◆ Set exercise
Retype all the records with nothing changed.

───── Working data ─────

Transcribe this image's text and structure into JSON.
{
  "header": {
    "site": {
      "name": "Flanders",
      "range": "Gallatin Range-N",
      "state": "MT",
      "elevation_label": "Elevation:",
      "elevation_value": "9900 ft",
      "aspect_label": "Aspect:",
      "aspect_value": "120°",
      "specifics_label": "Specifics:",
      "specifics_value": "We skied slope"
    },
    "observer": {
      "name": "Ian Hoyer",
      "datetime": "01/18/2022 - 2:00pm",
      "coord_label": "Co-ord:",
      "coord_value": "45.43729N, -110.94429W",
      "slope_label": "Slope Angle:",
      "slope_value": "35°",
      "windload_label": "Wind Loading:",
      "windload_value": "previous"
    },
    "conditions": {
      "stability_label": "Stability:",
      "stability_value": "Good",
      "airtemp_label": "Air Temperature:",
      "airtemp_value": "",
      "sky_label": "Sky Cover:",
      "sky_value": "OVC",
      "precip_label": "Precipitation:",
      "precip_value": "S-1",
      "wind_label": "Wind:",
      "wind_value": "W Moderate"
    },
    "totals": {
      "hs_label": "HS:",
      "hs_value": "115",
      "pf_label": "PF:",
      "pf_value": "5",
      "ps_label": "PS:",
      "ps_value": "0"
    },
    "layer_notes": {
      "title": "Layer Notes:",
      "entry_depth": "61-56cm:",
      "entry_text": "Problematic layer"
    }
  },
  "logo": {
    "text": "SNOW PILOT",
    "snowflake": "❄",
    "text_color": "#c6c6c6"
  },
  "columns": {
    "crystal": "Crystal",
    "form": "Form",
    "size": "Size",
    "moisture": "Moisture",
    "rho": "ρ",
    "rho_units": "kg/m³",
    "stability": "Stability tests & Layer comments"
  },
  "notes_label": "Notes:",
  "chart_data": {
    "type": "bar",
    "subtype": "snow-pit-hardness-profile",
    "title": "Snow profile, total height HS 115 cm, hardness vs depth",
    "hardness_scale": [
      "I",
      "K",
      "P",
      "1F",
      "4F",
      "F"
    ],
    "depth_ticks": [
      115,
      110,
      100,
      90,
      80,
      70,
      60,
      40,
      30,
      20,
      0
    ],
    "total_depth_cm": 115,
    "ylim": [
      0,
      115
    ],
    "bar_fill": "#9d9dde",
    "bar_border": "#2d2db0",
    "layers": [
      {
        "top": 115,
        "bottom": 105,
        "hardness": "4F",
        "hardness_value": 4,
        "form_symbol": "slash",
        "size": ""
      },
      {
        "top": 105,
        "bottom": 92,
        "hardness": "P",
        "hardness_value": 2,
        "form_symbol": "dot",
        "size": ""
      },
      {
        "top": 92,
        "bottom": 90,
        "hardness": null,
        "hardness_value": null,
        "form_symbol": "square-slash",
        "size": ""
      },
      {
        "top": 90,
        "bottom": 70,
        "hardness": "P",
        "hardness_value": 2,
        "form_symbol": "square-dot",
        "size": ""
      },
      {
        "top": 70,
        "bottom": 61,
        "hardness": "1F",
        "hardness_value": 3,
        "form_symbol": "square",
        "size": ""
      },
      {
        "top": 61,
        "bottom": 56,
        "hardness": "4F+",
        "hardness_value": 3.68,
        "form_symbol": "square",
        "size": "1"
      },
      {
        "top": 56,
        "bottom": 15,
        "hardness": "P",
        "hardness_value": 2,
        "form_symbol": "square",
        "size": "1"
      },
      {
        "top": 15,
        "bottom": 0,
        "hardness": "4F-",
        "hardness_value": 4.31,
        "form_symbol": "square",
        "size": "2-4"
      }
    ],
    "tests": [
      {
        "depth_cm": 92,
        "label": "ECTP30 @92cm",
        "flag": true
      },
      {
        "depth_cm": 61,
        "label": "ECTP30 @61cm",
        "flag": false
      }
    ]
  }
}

─────

◆ Exercise output
Transcribe this image's text and structure into JSON.
{
  "header": {
    "site": {
      "name": "Flanders",
      "range": "Gallatin Range-N",
      "state": "MT",
      "elevation_label": "Elevation:",
      "elevation_value": "9900 ft",
      "aspect_label": "Aspect:",
      "aspect_value": "120°",
      "specifics_label": "Specifics:",
      "specifics_value": "We skied slope"
    },
    "observer": {
      "name": "Ian Hoyer",
      "datetime": "01/18/2022 - 2:00pm",
      "coord_label": "Co-ord:",
      "coord_value": "45.43729N, -110.94429W",
      "slope_label": "Slope Angle:",
      "slope_value": "35°",
      "windload_label": "Wind Loading:",
      "windload_value": "previous"
    },
    "conditions": {
      "stability_label": "Stability:",
      "stability_value": "Good",
      "airtemp_label": "Air Temperature:",
      "airtemp_value": "",
      "sky_label": "Sky Cover:",
      "sky_value": "OVC",
      "precip_label": "Precipitation:",
      "precip_value": "S-1",
      "wind_label": "Wind:",
      "wind_value": "W Moderate"
    },
    "totals": {
      "hs_label": "HS:",
      "hs_value": "115",
      "pf_label": "PF:",
      "pf_value": "5",
      "ps_label": "PS:",
      "ps_value": "0"
    },
    "layer_notes": {
      "title": "Layer Notes:",
      "entry_depth": "61-56cm:",
      "entry_text": "Problematic layer"
    }
  },
  "logo": {
    "text": "SNOW PILOT",
    "snowflake": "❄",
    "text_color": "#c6c6c6"
  },
  "columns": {
    "crystal": "Crystal",
    "form": "Form",
    "size": "Size",
    "moisture": "Moisture",
    "rho": "ρ",
    "rho_units": "kg/m³",
    "stability": "Stability tests & Layer comments"
  },
  "notes_label": "Notes:",
  "chart_data": {
    "type": "bar",
    "subtype": "snow-pit-hardness-profile",
    "title": "Snow profile, total height HS 115 cm, hardness vs depth",
    "hardness_scale": [
      "I",
      "K",
      "P",
      "1F",
      "4F",
      "F"
    ],
    "depth_ticks": [
      115,
      110,
      100,
      90,
      80,
      70,
      60,
      40,
      30,
      20,
      0
    ],
    "total_depth_cm": 115,
    "ylim": [
      0,
      115
    ],
    "bar_fill": "#9d9dde",
    "bar_border": "#2d2db0",
    "layers": [
      {
        "top": 115,
        "bottom": 105,
        "hardness": "4F",
        "hardness_value": 4,
        "form_symbol": "slash",
        "size": ""
      },
      {
        "top": 105,
        "bottom": 92,
        "hardness": "P",
        "hardness_value": 2,
        "form_symbol": "dot",
        "size": ""
      },
      {
        "top": 92,
        "bottom": 90,
        "hardness": null,
        "hardness_value": null,
        "form_symbol": "square-slash",
        "size": ""
      },
      {
        "top": 90,
        "bottom": 70,
        "hardness": "P",
        "hardness_value": 2,
        "form_symbol": "square-dot",
        "size": ""
      },
      {
        "top": 70,
        "bottom": 61,
        "hardness": "1F",
        "hardness_value": 3,
        "form_symbol": "square",
        "size": ""
      },
      {
        "top": 61,
        "bottom": 56,
        "hardness": "4F+",
        "hardness_value": 3.68,
        "form_symbol": "square",
        "size": "1"
      },
      {
        "top": 56,
        "bottom": 15,
        "hardness": "P",
        "hardness_value": 2,
        "form_symbol": "square",
        "size": "1"
      },
      {
        "top": 15,
        "bottom": 0,
        "hardness": "4F-",
        "hardness_value": 4.31,
        "form_symbol": "square",
        "size": "2-4"
      }
    ],
    "tests": [
      {
        "depth_cm": 92,
        "label": "ECTP30 @92cm",
        "flag": true
      },
      {
        "depth_cm": 61,
        "label": "ECTP30 @61cm",
        "flag": false
      }
    ]
  }
}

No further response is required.